[Task goal]
From the entries provided below, copy each line that contains the word "this".

[Material to process]

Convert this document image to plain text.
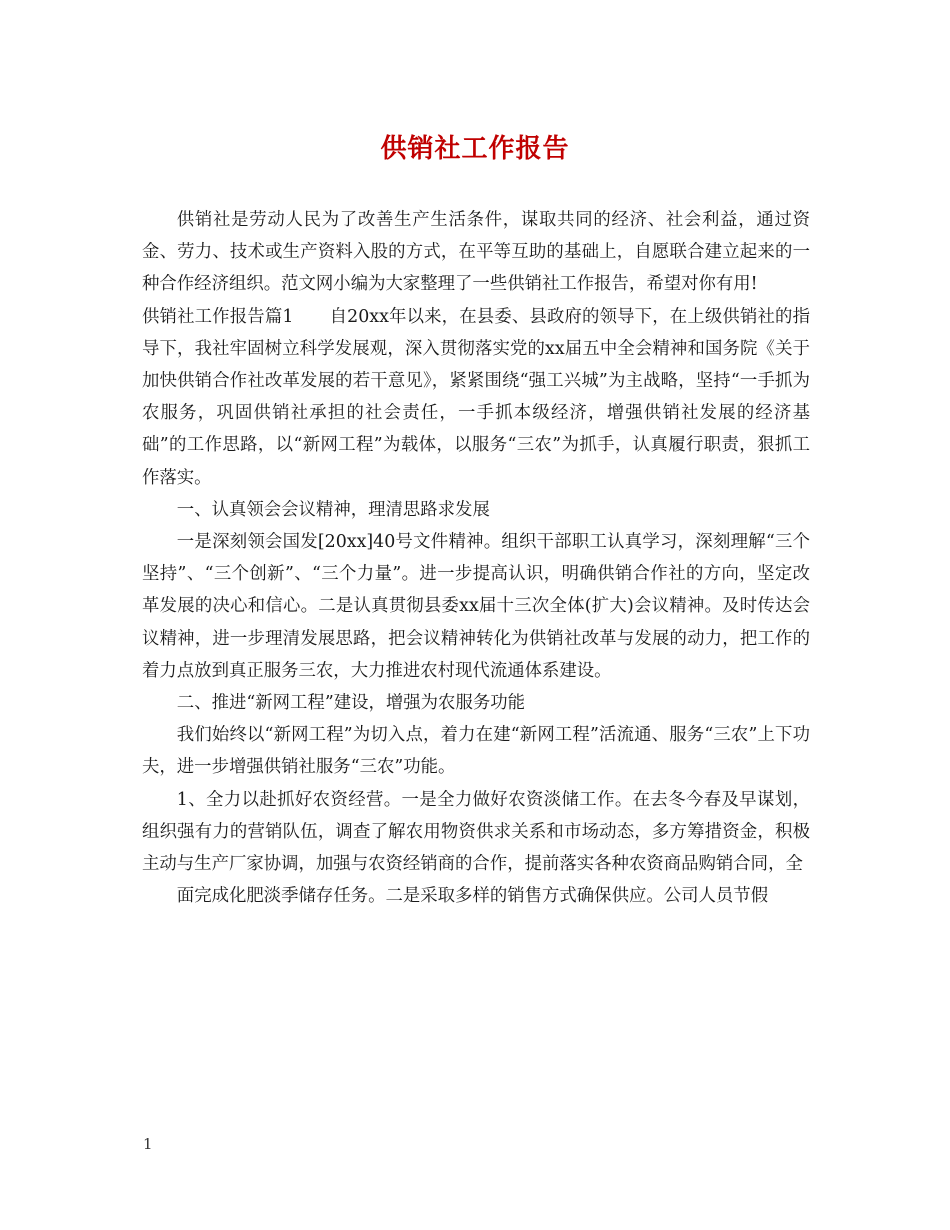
供销社工作报告

供销社是劳动人民为了改善生产生活条件，谋取共同的经济、社会利益，通过资金、劳力、技术或生产资料入股的方式，在平等互助的基础上，自愿联合建立起来的一种合作经济组织。范文网小编为大家整理了一些供销社工作报告，希望对你有用!

供销社工作报告篇1 自20xx年以来，在县委、县政府的领导下，在上级供销社的指导下，我社牢固树立科学发展观，深入贯彻落实党的xx届五中全会精神和国务院《关于加快供销合作社改革发展的若干意见》，紧紧围绕“强工兴城”为主战略，坚持“一手抓为农服务，巩固供销社承担的社会责任，一手抓本级经济，增强供销社发展的经济基础”的工作思路，以“新网工程”为载体，以服务“三农”为抓手，认真履行职责，狠抓工作落实。

一、认真领会会议精神，理清思路求发展

一是深刻领会国发[20xx]40号文件精神。组织干部职工认真学习，深刻理解“三个坚持”、“三个创新”、“三个力量”。进一步提高认识，明确供销合作社的方向，坚定改革发展的决心和信心。二是认真贯彻县委xx届十三次全体(扩大)会议精神。及时传达会议精神，进一步理清发展思路，把会议精神转化为供销社改革与发展的动力，把工作的着力点放到真正服务三农，大力推进农村现代流通体系建设。

二、推进“新网工程”建设，增强为农服务功能

我们始终以“新网工程”为切入点，着力在建“新网工程”活流通、服务“三农”上下功夫，进一步增强供销社服务“三农”功能。

1、全力以赴抓好农资经营。一是全力做好农资淡储工作。在去冬今春及早谋划，组织强有力的营销队伍，调查了解农用物资供求关系和市场动态，多方筹措资金，积极主动与生产厂家协调，加强与农资经销商的合作，提前落实各种农资商品购销合同，全

面完成化肥淡季储存任务。二是采取多样的销售方式确保供应。公司人员节假

1
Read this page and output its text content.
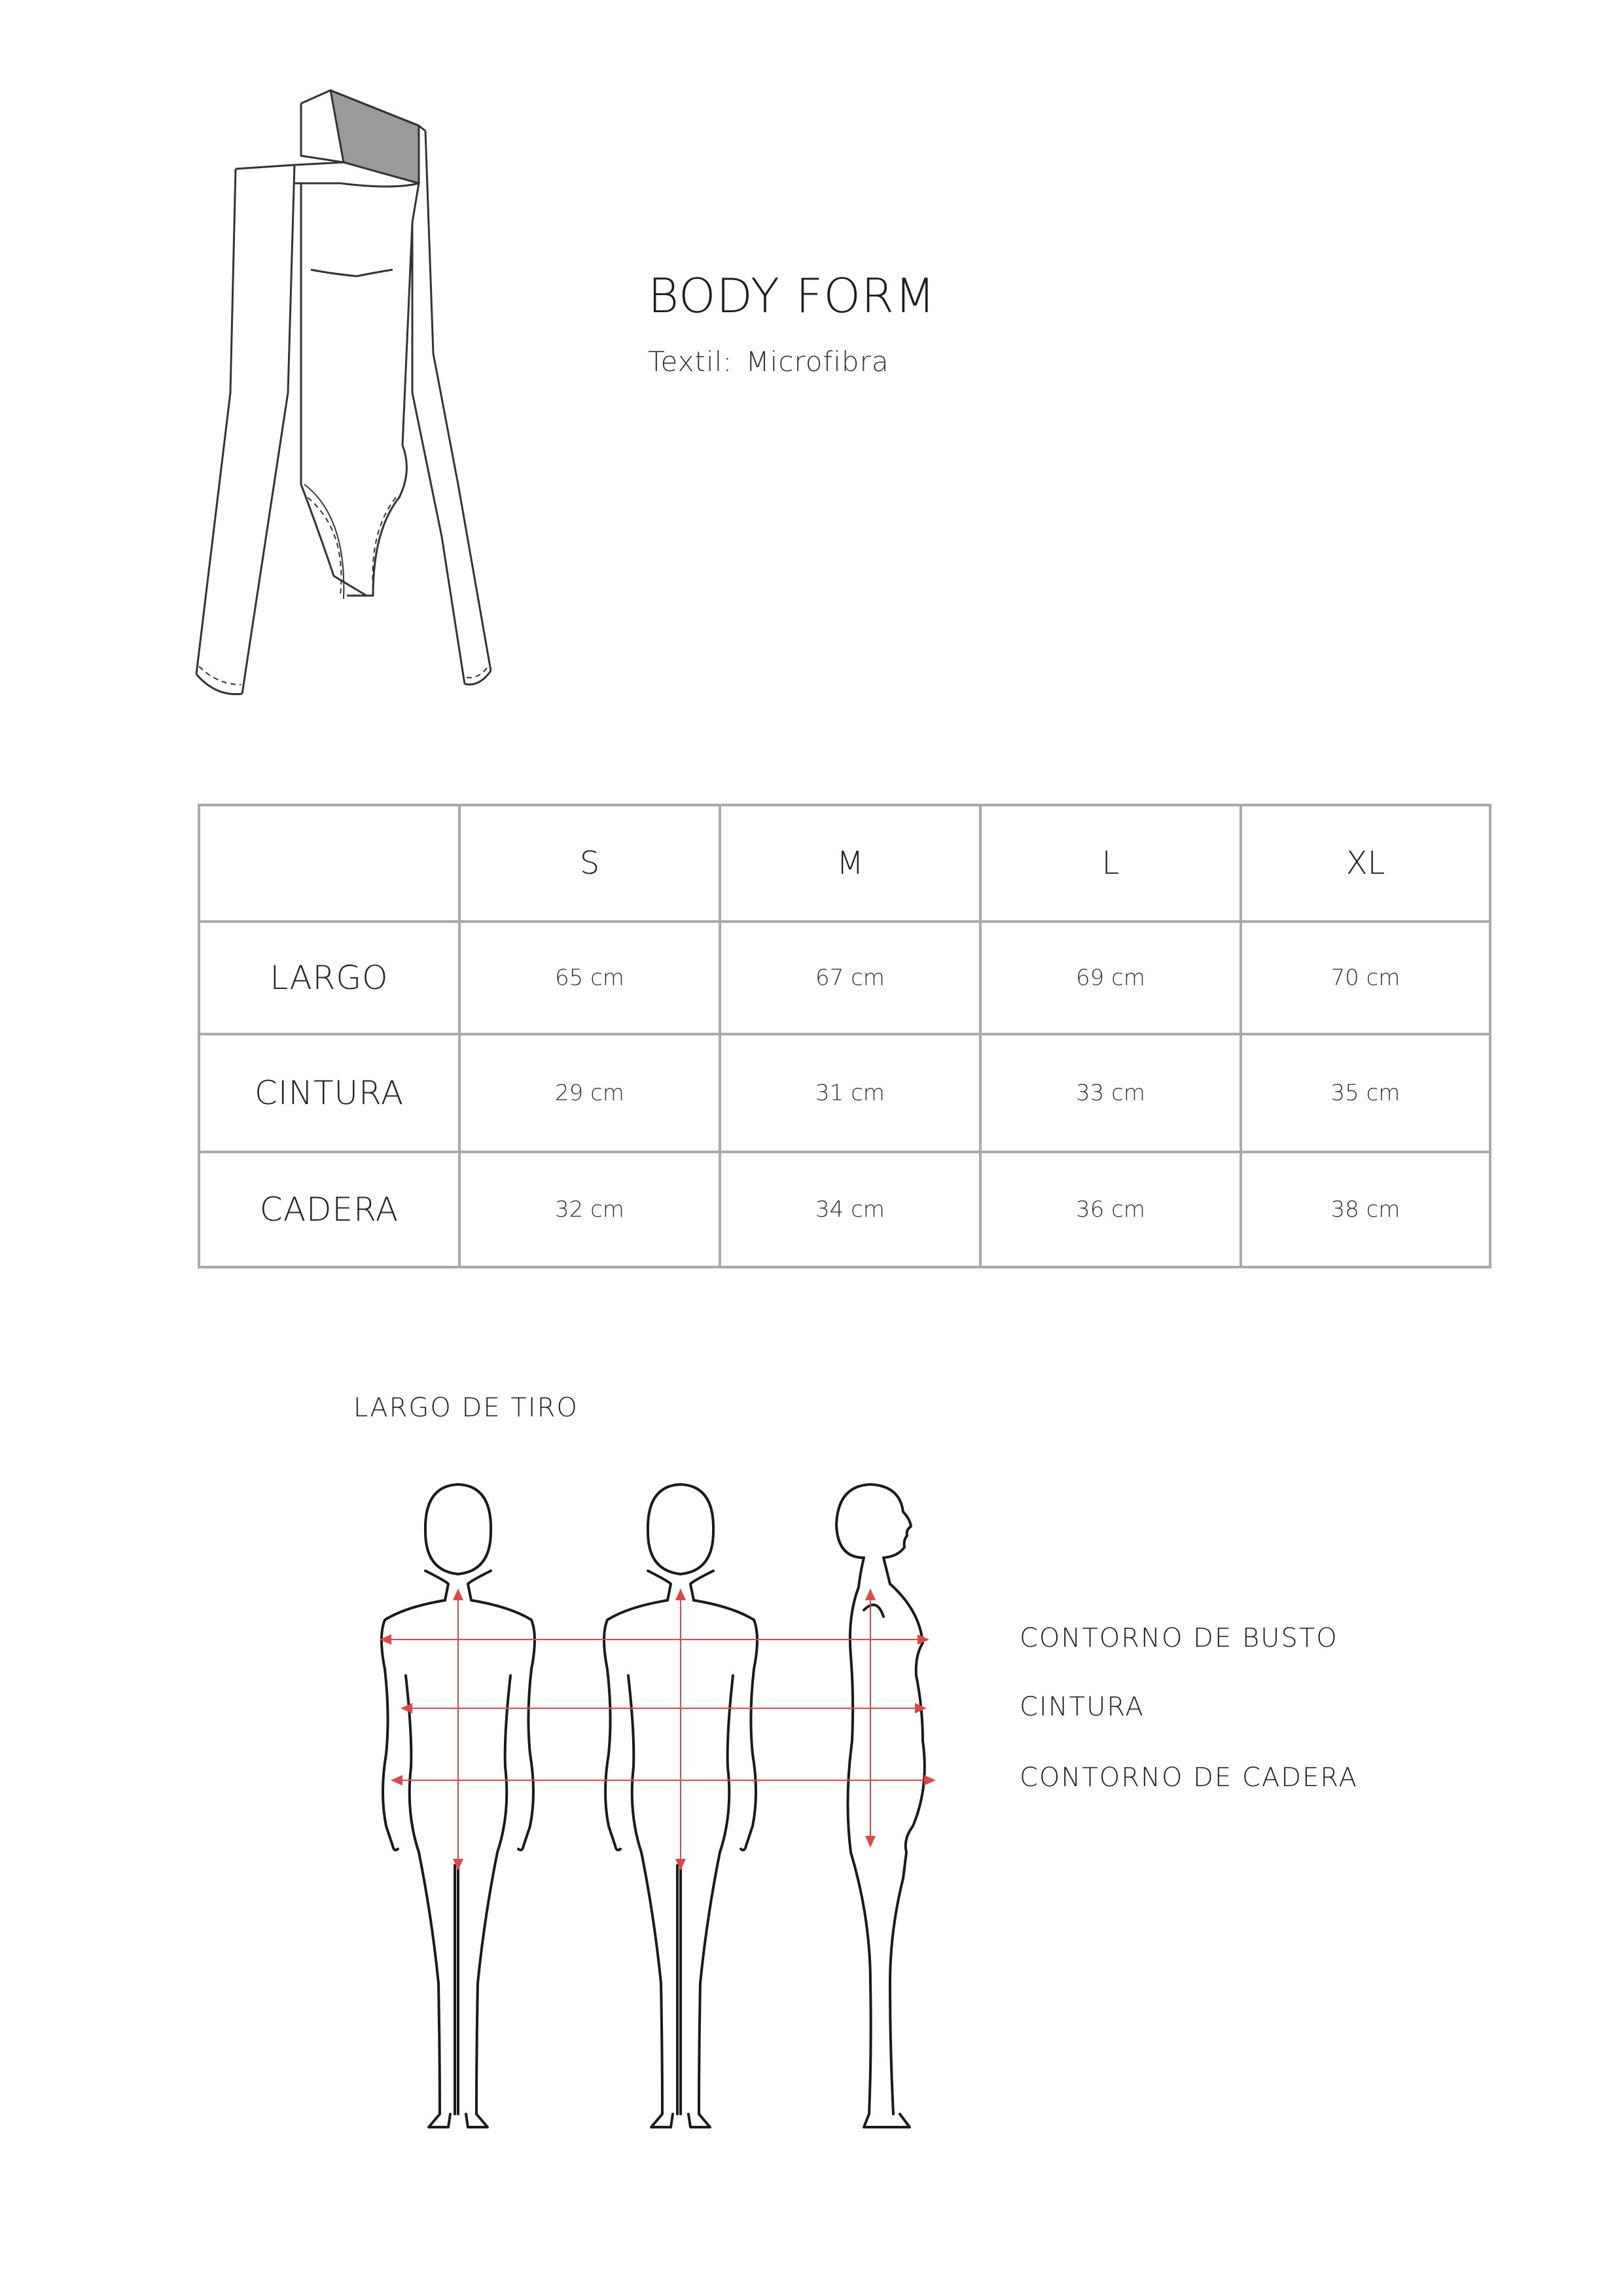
BODY FORM
Textil: Microfibra
	S	M	L	XL
LARGO	65 cm	67 cm	69 cm	70 cm
CINTURA	29 cm	31 cm	33 cm	35 cm
CADERA	32 cm	34 cm	36 cm	38 cm
LARGO DE TIRO
CONTORNO DE BUSTO
CINTURA
CONTORNO DE CADERA
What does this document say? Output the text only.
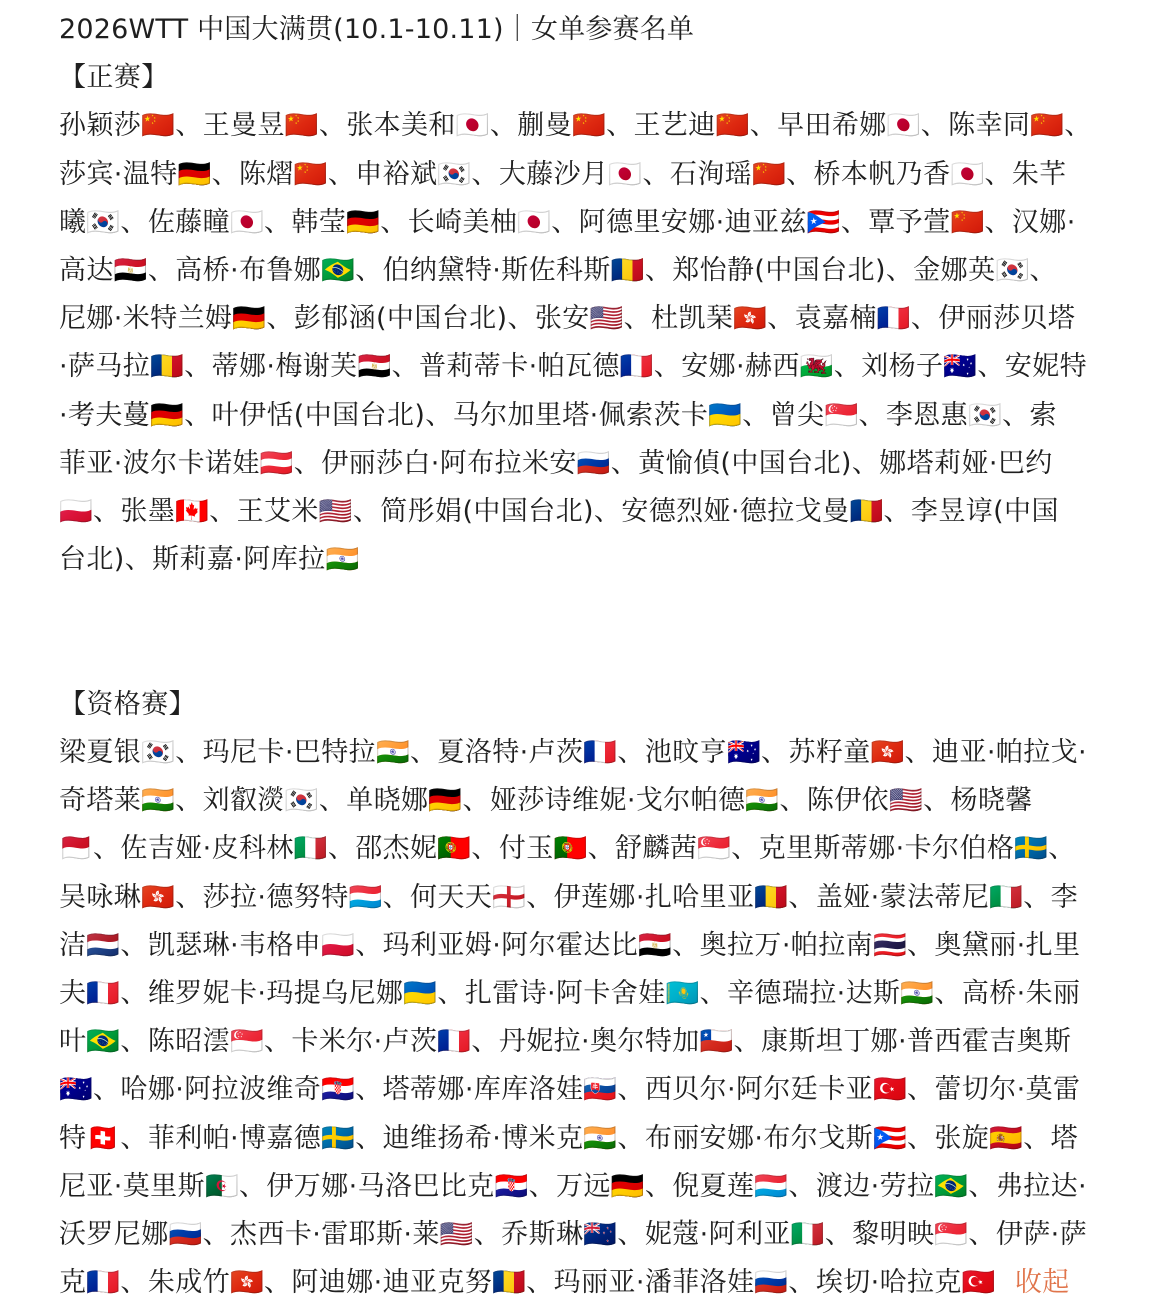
2026WTT 中国大满贯(10.1-10.11)｜女单参赛名单
【正赛】
孙颖莎🇨🇳、王曼昱🇨🇳、张本美和🇯🇵、蒯曼🇨🇳、王艺迪🇨🇳、早田希娜🇯🇵、陈幸同🇨🇳、
莎宾·温特🇩🇪、陈熠🇨🇳、申裕斌🇰🇷、大藤沙月🇯🇵、石洵瑶🇨🇳、桥本帆乃香🇯🇵、朱芊
曦🇰🇷、佐藤瞳🇯🇵、韩莹🇩🇪、长崎美柚🇯🇵、阿德里安娜·迪亚兹🇵🇷、覃予萱🇨🇳、汉娜·
高达🇪🇬、高桥·布鲁娜🇧🇷、伯纳黛特·斯佐科斯🇷🇴、郑怡静(中国台北)、金娜英🇰🇷、
尼娜·米特兰姆🇩🇪、彭郁涵(中国台北)、张安🇺🇸、杜凯琹🇭🇰、袁嘉楠🇫🇷、伊丽莎贝塔
·萨马拉🇷🇴、蒂娜·梅谢芙🇪🇬、普莉蒂卡·帕瓦德🇫🇷、安娜·赫西🏴󠁧󠁢󠁷󠁬󠁳󠁿、刘杨子🇦🇺、安妮特
·考夫蔓🇩🇪、叶伊恬(中国台北)、马尔加里塔·佩索茨卡🇺🇦、曾尖🇸🇬、李恩惠🇰🇷、索
菲亚·波尔卡诺娃🇦🇹、伊丽莎白·阿布拉米安🇷🇺、黄愉偵(中国台北)、娜塔莉娅·巴约
🇵🇱、张墨🇨🇦、王艾米🇺🇸、简彤娟(中国台北)、安德烈娅·德拉戈曼🇷🇴、李昱谆(中国
台北)、斯莉嘉·阿库拉🇮🇳
【资格赛】
梁夏银🇰🇷、玛尼卡·巴特拉🇮🇳、夏洛特·卢茨🇫🇷、池旼亨🇦🇺、苏籽童🇭🇰、迪亚·帕拉戈·
奇塔莱🇮🇳、刘叡濙🇰🇷、单晓娜🇩🇪、娅莎诗维妮·戈尔帕德🇮🇳、陈伊依🇺🇸、杨晓馨
🇲🇨、佐吉娅·皮科林🇮🇹、邵杰妮🇵🇹、付玉🇵🇹、舒麟茜🇸🇬、克里斯蒂娜·卡尔伯格🇸🇪、
吴咏琳🇭🇰、莎拉·德努特🇱🇺、何天天🏴󠁧󠁢󠁥󠁮󠁧󠁿、伊莲娜·扎哈里亚🇷🇴、盖娅·蒙法蒂尼🇮🇹、李
洁🇳🇱、凯瑟琳·韦格申🇵🇱、玛利亚姆·阿尔霍达比🇪🇬、奥拉万·帕拉南🇹🇭、奥黛丽·扎里
夫🇫🇷、维罗妮卡·玛提乌尼娜🇺🇦、扎雷诗·阿卡舍娃🇰🇿、辛德瑞拉·达斯🇮🇳、高桥·朱丽
叶🇧🇷、陈昭澐🇸🇬、卡米尔·卢茨🇫🇷、丹妮拉·奥尔特加🇨🇱、康斯坦丁娜·普西霍吉奥斯
🇦🇺、哈娜·阿拉波维奇🇭🇷、塔蒂娜·库库洛娃🇸🇰、西贝尔·阿尔廷卡亚🇹🇷、蕾切尔·莫雷
特🇨🇭、菲利帕·博嘉德🇸🇪、迪维扬希·博米克🇮🇳、布丽安娜·布尔戈斯🇵🇷、张旋🇪🇸、塔
尼亚·莫里斯🇩🇿、伊万娜·马洛巴比克🇭🇷、万远🇩🇪、倪夏莲🇱🇺、渡边·劳拉🇧🇷、弗拉达·
沃罗尼娜🇷🇺、杰西卡·雷耶斯·莱🇺🇸、乔斯琳🇳🇿、妮蔻·阿利亚🇮🇹、黎明映🇸🇬、伊萨·萨
克🇫🇷、朱成竹🇭🇰、阿迪娜·迪亚克努🇷🇴、玛丽亚·潘菲洛娃🇷🇺、埃切·哈拉克🇹🇷 收起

[The solution]
Convert this document image to plain text.
Read this page and output its text content.
What does this document say? Output the text only.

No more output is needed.